[Recorded data]
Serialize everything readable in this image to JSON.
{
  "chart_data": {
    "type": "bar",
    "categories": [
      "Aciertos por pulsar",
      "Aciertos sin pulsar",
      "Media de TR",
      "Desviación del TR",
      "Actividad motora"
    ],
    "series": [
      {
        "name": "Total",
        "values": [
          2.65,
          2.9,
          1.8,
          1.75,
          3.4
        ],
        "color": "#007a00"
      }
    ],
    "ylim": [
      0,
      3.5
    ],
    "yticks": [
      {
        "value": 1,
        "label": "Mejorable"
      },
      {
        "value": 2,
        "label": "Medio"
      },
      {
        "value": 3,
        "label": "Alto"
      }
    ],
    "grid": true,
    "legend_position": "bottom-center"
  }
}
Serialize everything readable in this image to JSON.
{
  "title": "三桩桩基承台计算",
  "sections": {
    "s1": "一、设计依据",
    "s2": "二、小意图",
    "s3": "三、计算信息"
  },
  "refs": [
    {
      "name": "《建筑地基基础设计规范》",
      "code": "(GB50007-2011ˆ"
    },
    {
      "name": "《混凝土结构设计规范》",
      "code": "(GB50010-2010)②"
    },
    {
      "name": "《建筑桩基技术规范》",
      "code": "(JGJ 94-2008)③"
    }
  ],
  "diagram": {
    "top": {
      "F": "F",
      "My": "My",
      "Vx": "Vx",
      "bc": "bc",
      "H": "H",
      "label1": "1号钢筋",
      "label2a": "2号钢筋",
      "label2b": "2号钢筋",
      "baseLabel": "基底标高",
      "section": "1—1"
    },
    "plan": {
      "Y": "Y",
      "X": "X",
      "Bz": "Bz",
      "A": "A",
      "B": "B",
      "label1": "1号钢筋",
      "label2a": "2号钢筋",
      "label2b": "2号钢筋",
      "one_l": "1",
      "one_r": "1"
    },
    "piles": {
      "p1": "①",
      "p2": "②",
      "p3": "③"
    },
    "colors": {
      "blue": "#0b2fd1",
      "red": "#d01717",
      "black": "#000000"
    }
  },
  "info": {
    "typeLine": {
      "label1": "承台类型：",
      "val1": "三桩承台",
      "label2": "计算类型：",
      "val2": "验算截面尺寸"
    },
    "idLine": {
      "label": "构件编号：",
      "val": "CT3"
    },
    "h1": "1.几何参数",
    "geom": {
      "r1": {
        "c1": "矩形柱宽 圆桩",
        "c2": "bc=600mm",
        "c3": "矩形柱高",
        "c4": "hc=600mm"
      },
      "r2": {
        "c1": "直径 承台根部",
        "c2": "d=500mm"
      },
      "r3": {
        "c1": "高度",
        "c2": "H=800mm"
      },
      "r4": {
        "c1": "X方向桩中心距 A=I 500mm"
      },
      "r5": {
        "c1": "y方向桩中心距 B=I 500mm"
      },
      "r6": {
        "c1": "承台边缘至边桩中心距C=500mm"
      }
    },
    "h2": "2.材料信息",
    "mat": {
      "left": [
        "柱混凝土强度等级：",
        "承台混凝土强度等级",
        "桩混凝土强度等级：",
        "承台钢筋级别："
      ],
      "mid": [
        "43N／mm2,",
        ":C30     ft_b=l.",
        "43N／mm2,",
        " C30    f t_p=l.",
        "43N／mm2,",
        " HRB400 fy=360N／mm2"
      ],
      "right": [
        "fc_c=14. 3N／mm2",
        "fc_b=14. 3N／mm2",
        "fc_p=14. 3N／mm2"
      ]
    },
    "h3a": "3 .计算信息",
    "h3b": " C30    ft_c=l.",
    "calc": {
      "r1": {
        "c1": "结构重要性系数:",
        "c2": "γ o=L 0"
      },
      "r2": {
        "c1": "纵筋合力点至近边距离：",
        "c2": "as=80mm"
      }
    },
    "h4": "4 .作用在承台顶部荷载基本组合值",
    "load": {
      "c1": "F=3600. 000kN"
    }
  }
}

◆ **STATED EXERCISE**
Repeat every entry exactly as written above.

◆ **RESULT FOR THIS TASK**
Serialize everything readable in this image to JSON.
{
  "chart_data": {
    "type": "bar",
    "categories": [
      "Aciertos por pulsar",
      "Aciertos sin pulsar",
      "Media de TR",
      "Desviación del TR",
      "Actividad motora"
    ],
    "series": [
      {
        "name": "Total",
        "values": [
          2.65,
          2.9,
          1.8,
          1.75,
          3.4
        ],
        "color": "#007a00"
      }
    ],
    "ylim": [
      0,
      3.5
    ],
    "yticks": [
      {
        "value": 1,
        "label": "Mejorable"
      },
      {
        "value": 2,
        "label": "Medio"
      },
      {
        "value": 3,
        "label": "Alto"
      }
    ],
    "grid": true,
    "legend_position": "bottom-center"
  }
}
Serialize everything readable in this image to JSON.
{
  "title": "三桩桩基承台计算",
  "sections": {
    "s1": "一、设计依据",
    "s2": "二、小意图",
    "s3": "三、计算信息"
  },
  "refs": [
    {
      "name": "《建筑地基基础设计规范》",
      "code": "(GB50007-2011ˆ"
    },
    {
      "name": "《混凝土结构设计规范》",
      "code": "(GB50010-2010)②"
    },
    {
      "name": "《建筑桩基技术规范》",
      "code": "(JGJ 94-2008)③"
    }
  ],
  "diagram": {
    "top": {
      "F": "F",
      "My": "My",
      "Vx": "Vx",
      "bc": "bc",
      "H": "H",
      "label1": "1号钢筋",
      "label2a": "2号钢筋",
      "label2b": "2号钢筋",
      "baseLabel": "基底标高",
      "section": "1—1"
    },
    "plan": {
      "Y": "Y",
      "X": "X",
      "Bz": "Bz",
      "A": "A",
      "B": "B",
      "label1": "1号钢筋",
      "label2a": "2号钢筋",
      "label2b": "2号钢筋",
      "one_l": "1",
      "one_r": "1"
    },
    "piles": {
      "p1": "①",
      "p2": "②",
      "p3": "③"
    },
    "colors": {
      "blue": "#0b2fd1",
      "red": "#d01717",
      "black": "#000000"
    }
  },
  "info": {
    "typeLine": {
      "label1": "承台类型：",
      "val1": "三桩承台",
      "label2": "计算类型：",
      "val2": "验算截面尺寸"
    },
    "idLine": {
      "label": "构件编号：",
      "val": "CT3"
    },
    "h1": "1.几何参数",
    "geom": {
      "r1": {
        "c1": "矩形柱宽 圆桩",
        "c2": "bc=600mm",
        "c3": "矩形柱高",
        "c4": "hc=600mm"
      },
      "r2": {
        "c1": "直径 承台根部",
        "c2": "d=500mm"
      },
      "r3": {
        "c1": "高度",
        "c2": "H=800mm"
      },
      "r4": {
        "c1": "X方向桩中心距 A=I 500mm"
      },
      "r5": {
        "c1": "y方向桩中心距 B=I 500mm"
      },
      "r6": {
        "c1": "承台边缘至边桩中心距C=500mm"
      }
    },
    "h2": "2.材料信息",
    "mat": {
      "left": [
        "柱混凝土强度等级：",
        "承台混凝土强度等级",
        "桩混凝土强度等级：",
        "承台钢筋级别："
      ],
      "mid": [
        "43N／mm2,",
        ":C30     ft_b=l.",
        "43N／mm2,",
        " C30    f t_p=l.",
        "43N／mm2,",
        " HRB400 fy=360N／mm2"
      ],
      "right": [
        "fc_c=14. 3N／mm2",
        "fc_b=14. 3N／mm2",
        "fc_p=14. 3N／mm2"
      ]
    },
    "h3a": "3 .计算信息",
    "h3b": " C30    ft_c=l.",
    "calc": {
      "r1": {
        "c1": "结构重要性系数:",
        "c2": "γ o=L 0"
      },
      "r2": {
        "c1": "纵筋合力点至近边距离：",
        "c2": "as=80mm"
      }
    },
    "h4": "4 .作用在承台顶部荷载基本组合值",
    "load": {
      "c1": "F=3600. 000kN"
    }
  }
}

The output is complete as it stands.